Start Page excerpt

WHJG-LP (93.3 FM) is an American low-power FM radio station licensed to serve the community of Rockford, Illinois. The station, established in 2005, is owned and operated as a ministry of the Pelley Road Christian Fellowship.

Programming
WHJG-LP broadcasts a Christian talk and teaching format to the Rockford/Cherry Valley/Valley View area. Featured hosts and teachers include Charles Stanley, Chuck Swindoll, Adrian Rogers, D. James Kennedy, Jay Sekulow, Kay Arthur, Jack Hayford, and Brannon Howse. WHJG also airs a Spanish language block of programming on Sunday afternoons, which includes Spanish language versions of Charles Stanley and Adrian Rogers's programs.

End Page excerpt

▸ What you will do
a: Condense the paragraph of the WHJG-LP article that begins "WHJG-LP broadcasts a Christian talk" into a bulleted list that keeps its main facts.
b: Resume the WHJG-LP article after its final sentence and write one further paragraph in the same style.

Start Record extracts

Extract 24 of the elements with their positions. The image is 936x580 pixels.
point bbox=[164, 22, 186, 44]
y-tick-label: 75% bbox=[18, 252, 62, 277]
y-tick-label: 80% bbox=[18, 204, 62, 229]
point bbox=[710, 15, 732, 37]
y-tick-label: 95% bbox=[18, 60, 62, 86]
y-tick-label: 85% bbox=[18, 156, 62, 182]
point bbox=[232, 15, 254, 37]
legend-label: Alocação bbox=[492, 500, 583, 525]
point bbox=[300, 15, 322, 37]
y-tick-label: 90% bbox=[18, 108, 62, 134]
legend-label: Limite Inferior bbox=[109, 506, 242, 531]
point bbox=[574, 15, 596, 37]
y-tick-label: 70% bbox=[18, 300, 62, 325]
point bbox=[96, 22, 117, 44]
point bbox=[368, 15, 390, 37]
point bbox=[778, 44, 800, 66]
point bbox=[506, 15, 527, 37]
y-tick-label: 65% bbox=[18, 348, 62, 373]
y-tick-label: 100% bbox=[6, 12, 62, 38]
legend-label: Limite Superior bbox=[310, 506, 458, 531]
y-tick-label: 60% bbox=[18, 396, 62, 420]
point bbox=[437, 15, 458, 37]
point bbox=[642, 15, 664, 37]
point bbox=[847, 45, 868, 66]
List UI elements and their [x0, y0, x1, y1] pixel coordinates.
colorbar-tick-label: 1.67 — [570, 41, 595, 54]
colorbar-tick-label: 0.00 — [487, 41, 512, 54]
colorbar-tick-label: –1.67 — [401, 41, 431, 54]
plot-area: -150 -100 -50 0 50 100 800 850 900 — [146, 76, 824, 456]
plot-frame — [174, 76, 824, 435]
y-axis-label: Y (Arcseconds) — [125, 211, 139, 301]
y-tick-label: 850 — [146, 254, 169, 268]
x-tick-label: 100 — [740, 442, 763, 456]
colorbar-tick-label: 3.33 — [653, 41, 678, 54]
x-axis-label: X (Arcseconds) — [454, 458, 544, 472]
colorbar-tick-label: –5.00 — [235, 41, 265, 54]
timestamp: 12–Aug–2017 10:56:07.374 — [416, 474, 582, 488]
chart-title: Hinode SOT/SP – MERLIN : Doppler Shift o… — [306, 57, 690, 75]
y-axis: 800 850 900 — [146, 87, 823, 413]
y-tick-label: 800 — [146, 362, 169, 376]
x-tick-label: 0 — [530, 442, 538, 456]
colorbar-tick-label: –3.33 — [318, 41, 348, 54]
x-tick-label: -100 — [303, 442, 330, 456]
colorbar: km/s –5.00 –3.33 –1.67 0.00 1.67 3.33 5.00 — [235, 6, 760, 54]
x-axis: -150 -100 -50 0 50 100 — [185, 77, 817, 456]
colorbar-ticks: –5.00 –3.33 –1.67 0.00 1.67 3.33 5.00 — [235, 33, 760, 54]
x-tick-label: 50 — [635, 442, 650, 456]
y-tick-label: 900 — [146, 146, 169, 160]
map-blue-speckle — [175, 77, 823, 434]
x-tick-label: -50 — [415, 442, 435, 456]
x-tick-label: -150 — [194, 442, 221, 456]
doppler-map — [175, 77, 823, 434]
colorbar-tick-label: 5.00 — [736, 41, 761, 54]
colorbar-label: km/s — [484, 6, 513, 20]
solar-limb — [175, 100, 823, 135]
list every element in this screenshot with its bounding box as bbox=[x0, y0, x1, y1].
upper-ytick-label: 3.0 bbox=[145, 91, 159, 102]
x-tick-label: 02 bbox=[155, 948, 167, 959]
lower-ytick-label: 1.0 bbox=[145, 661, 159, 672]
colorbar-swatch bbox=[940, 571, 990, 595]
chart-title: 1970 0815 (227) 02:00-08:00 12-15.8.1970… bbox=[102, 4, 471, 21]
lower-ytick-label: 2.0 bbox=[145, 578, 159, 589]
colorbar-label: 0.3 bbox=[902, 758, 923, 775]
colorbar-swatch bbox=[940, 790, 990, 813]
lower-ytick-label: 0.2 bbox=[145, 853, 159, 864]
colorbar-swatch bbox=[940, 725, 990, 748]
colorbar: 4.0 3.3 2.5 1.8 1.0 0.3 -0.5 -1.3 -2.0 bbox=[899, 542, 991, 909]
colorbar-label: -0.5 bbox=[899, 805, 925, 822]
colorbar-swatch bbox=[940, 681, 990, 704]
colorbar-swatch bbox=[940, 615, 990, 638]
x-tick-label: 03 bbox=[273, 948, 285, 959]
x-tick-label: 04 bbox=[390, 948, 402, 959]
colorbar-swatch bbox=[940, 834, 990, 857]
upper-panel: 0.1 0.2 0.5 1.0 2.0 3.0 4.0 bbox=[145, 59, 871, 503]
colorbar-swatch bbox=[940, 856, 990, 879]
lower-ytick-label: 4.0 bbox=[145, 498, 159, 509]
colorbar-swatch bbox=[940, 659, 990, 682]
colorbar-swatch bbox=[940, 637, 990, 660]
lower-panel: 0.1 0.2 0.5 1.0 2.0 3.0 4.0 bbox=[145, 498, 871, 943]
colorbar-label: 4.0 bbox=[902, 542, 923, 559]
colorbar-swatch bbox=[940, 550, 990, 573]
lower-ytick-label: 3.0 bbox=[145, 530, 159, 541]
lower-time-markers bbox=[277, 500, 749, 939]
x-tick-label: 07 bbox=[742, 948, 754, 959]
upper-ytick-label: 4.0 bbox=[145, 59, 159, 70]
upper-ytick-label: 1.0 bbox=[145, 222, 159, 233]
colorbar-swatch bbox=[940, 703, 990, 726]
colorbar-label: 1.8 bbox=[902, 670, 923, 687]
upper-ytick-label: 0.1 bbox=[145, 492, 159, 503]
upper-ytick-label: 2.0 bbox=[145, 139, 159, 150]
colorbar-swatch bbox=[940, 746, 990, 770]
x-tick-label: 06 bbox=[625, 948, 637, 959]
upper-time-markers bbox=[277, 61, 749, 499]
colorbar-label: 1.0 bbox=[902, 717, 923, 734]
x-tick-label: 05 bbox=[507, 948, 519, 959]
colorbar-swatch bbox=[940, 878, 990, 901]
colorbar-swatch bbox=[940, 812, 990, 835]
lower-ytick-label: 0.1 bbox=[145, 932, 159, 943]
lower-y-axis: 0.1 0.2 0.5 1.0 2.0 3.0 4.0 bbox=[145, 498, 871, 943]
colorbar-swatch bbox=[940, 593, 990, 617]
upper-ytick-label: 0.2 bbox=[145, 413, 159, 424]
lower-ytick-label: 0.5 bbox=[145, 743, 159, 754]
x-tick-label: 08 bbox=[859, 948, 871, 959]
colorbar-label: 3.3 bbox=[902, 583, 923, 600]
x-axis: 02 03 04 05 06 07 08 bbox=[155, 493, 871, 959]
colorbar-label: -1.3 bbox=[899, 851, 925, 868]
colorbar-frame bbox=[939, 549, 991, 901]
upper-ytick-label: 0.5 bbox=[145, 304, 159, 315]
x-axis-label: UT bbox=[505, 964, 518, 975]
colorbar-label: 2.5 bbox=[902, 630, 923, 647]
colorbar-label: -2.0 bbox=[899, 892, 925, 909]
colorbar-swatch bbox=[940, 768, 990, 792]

End Record extracts

▸ Answers to the exercises
a:
- Format: Christian talk and teaching
- Service area: Rockford, Cherry Valley and Valley View
- Featured hosts and teachers: Charles Stanley, Chuck Swindoll, Adrian Rogers, D. James Kennedy, Jay Sekulow, Kay Arthur, Jack Hayford and Brannon Howse
- Spanish-language block: Sunday afternoons, including Spanish versions of the Charles Stanley and Adrian Rogers programs

b:
History
In September 2000, Pelley Road Christian Fellowship applied to the Federal Communications Commission (FCC) for a construction permit for a new low-power broadcast radio station to serve Rockford, Illinois. The FCC granted this permit on May 19, 2003, with a scheduled expiration date of November 19, 2004. The new station was assigned call sign "WHJG-LP" on June 24, 2003. After construction and testing were completed in November 2004, the station was granted its broadcast license on May 19, 2005.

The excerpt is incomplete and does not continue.